### PROBLEM TO WORK ON
Omit the pictures and return every entry exactly as written.

### RECORDS TO USE
————————

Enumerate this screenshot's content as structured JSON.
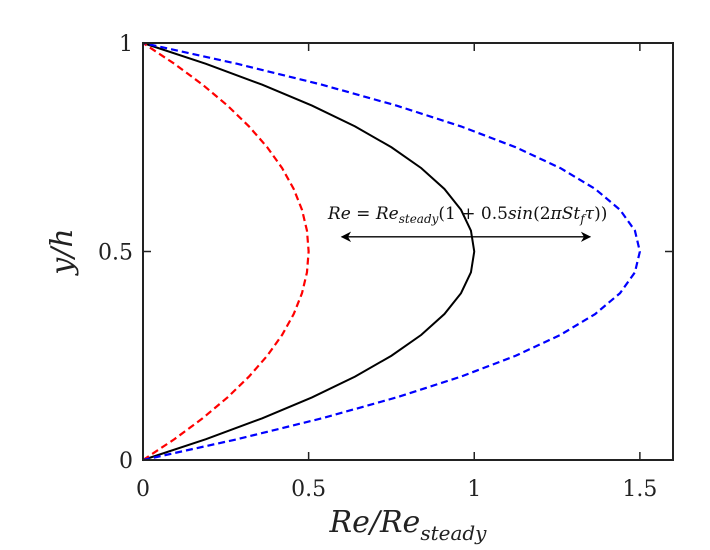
{
  "chart_data": {
    "type": "line",
    "xlabel": {
      "base": "Re/Re",
      "sub": "steady"
    },
    "ylabel": "y/h",
    "xlim": [
      0,
      1.6
    ],
    "ylim": [
      0,
      1
    ],
    "xticks": [
      0,
      0.5,
      1,
      1.5
    ],
    "yticks": [
      0,
      0.5,
      1
    ],
    "xtick_labels": [
      "0",
      "0.5",
      "1",
      "1.5"
    ],
    "ytick_labels": [
      "0",
      "0.5",
      "1"
    ],
    "grid": false,
    "series": [
      {
        "color": "#000000",
        "style": "solid",
        "x": [
          0,
          0.19,
          0.36,
          0.51,
          0.64,
          0.75,
          0.84,
          0.91,
          0.96,
          0.99,
          1.0,
          0.99,
          0.96,
          0.91,
          0.84,
          0.75,
          0.64,
          0.51,
          0.36,
          0.19,
          0
        ],
        "y": [
          0,
          0.05,
          0.1,
          0.15,
          0.2,
          0.25,
          0.3,
          0.35,
          0.4,
          0.45,
          0.5,
          0.55,
          0.6,
          0.65,
          0.7,
          0.75,
          0.8,
          0.85,
          0.9,
          0.95,
          1.0
        ]
      },
      {
        "color": "#ff0000",
        "style": "dashed",
        "x": [
          0,
          0.095,
          0.18,
          0.255,
          0.32,
          0.375,
          0.42,
          0.455,
          0.48,
          0.495,
          0.5,
          0.495,
          0.48,
          0.455,
          0.42,
          0.375,
          0.32,
          0.255,
          0.18,
          0.095,
          0
        ],
        "y": [
          0,
          0.05,
          0.1,
          0.15,
          0.2,
          0.25,
          0.3,
          0.35,
          0.4,
          0.45,
          0.5,
          0.55,
          0.6,
          0.65,
          0.7,
          0.75,
          0.8,
          0.85,
          0.9,
          0.95,
          1.0
        ]
      },
      {
        "color": "#0000ff",
        "style": "dashed",
        "x": [
          0,
          0.285,
          0.54,
          0.765,
          0.96,
          1.125,
          1.26,
          1.365,
          1.44,
          1.485,
          1.5,
          1.485,
          1.44,
          1.365,
          1.26,
          1.125,
          0.96,
          0.765,
          0.54,
          0.285,
          0
        ],
        "y": [
          0,
          0.05,
          0.1,
          0.15,
          0.2,
          0.25,
          0.3,
          0.35,
          0.4,
          0.45,
          0.5,
          0.55,
          0.6,
          0.65,
          0.7,
          0.75,
          0.8,
          0.85,
          0.9,
          0.95,
          1.0
        ]
      }
    ],
    "annotation": {
      "text_parts": {
        "lhs": "Re",
        "eq": " = ",
        "base": "Re",
        "sub1": "steady",
        "open": "(1 + 0.5",
        "func": "sin",
        "arg_open": "(2",
        "pi": "π",
        "st": "St",
        "sub2": "f",
        "tau": "τ",
        "close": "))"
      },
      "x": 0.98,
      "y": 0.54,
      "arrow": {
        "y": 0.54,
        "x_start": 0.6,
        "x_end": 1.35
      }
    }
  }
}
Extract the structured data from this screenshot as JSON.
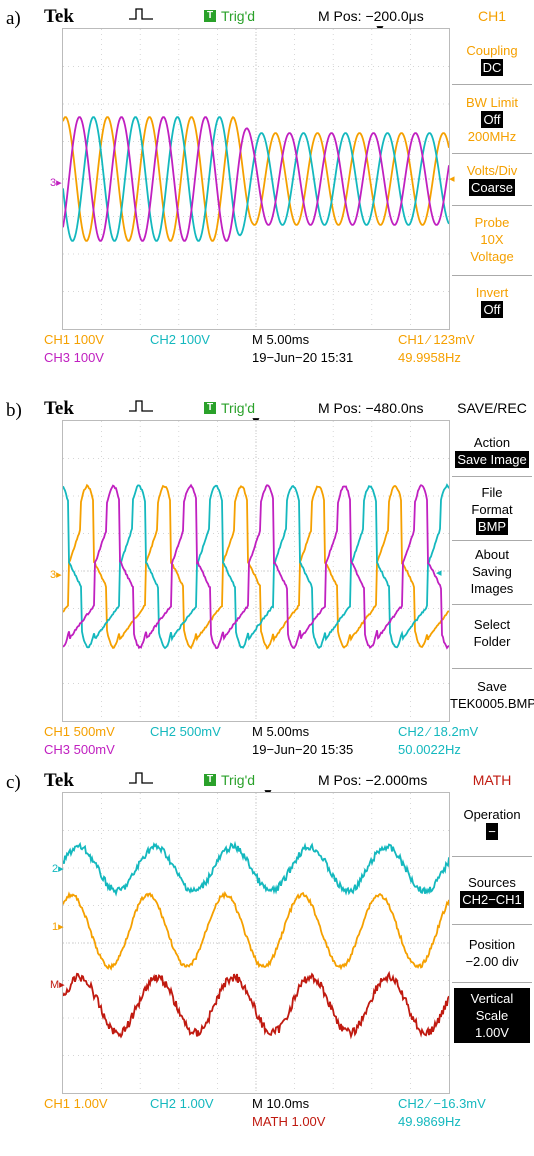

————————

### TASK ANSWER
Enumerate this screenshot's content as structured JSON.
{
  "chart_data": {
    "type": "line",
    "xlabel": {
      "base": "Re/Re",
      "sub": "steady"
    },
    "ylabel": "y/h",
    "xlim": [
      0,
      1.6
    ],
    "ylim": [
      0,
      1
    ],
    "xticks": [
      0,
      0.5,
      1,
      1.5
    ],
    "yticks": [
      0,
      0.5,
      1
    ],
    "xtick_labels": [
      "0",
      "0.5",
      "1",
      "1.5"
    ],
    "ytick_labels": [
      "0",
      "0.5",
      "1"
    ],
    "grid": false,
    "series": [
      {
        "color": "#000000",
        "style": "solid",
        "x": [
          0,
          0.19,
          0.36,
          0.51,
          0.64,
          0.75,
          0.84,
          0.91,
          0.96,
          0.99,
          1.0,
          0.99,
          0.96,
          0.91,
          0.84,
          0.75,
          0.64,
          0.51,
          0.36,
          0.19,
          0
        ],
        "y": [
          0,
          0.05,
          0.1,
          0.15,
          0.2,
          0.25,
          0.3,
          0.35,
          0.4,
          0.45,
          0.5,
          0.55,
          0.6,
          0.65,
          0.7,
          0.75,
          0.8,
          0.85,
          0.9,
          0.95,
          1.0
        ]
      },
      {
        "color": "#ff0000",
        "style": "dashed",
        "x": [
          0,
          0.095,
          0.18,
          0.255,
          0.32,
          0.375,
          0.42,
          0.455,
          0.48,
          0.495,
          0.5,
          0.495,
          0.48,
          0.455,
          0.42,
          0.375,
          0.32,
          0.255,
          0.18,
          0.095,
          0
        ],
        "y": [
          0,
          0.05,
          0.1,
          0.15,
          0.2,
          0.25,
          0.3,
          0.35,
          0.4,
          0.45,
          0.5,
          0.55,
          0.6,
          0.65,
          0.7,
          0.75,
          0.8,
          0.85,
          0.9,
          0.95,
          1.0
        ]
      },
      {
        "color": "#0000ff",
        "style": "dashed",
        "x": [
          0,
          0.285,
          0.54,
          0.765,
          0.96,
          1.125,
          1.26,
          1.365,
          1.44,
          1.485,
          1.5,
          1.485,
          1.44,
          1.365,
          1.26,
          1.125,
          0.96,
          0.765,
          0.54,
          0.285,
          0
        ],
        "y": [
          0,
          0.05,
          0.1,
          0.15,
          0.2,
          0.25,
          0.3,
          0.35,
          0.4,
          0.45,
          0.5,
          0.55,
          0.6,
          0.65,
          0.7,
          0.75,
          0.8,
          0.85,
          0.9,
          0.95,
          1.0
        ]
      }
    ],
    "annotation": {
      "text_parts": {
        "lhs": "Re",
        "eq": " = ",
        "base": "Re",
        "sub1": "steady",
        "open": "(1 + 0.5",
        "func": "sin",
        "arg_open": "(2",
        "pi": "π",
        "st": "St",
        "sub2": "f",
        "tau": "τ",
        "close": "))"
      },
      "x": 0.98,
      "y": 0.54,
      "arrow": {
        "y": 0.54,
        "x_start": 0.6,
        "x_end": 1.35
      }
    }
  }
}
Extract the structured data from this screenshot as JSON.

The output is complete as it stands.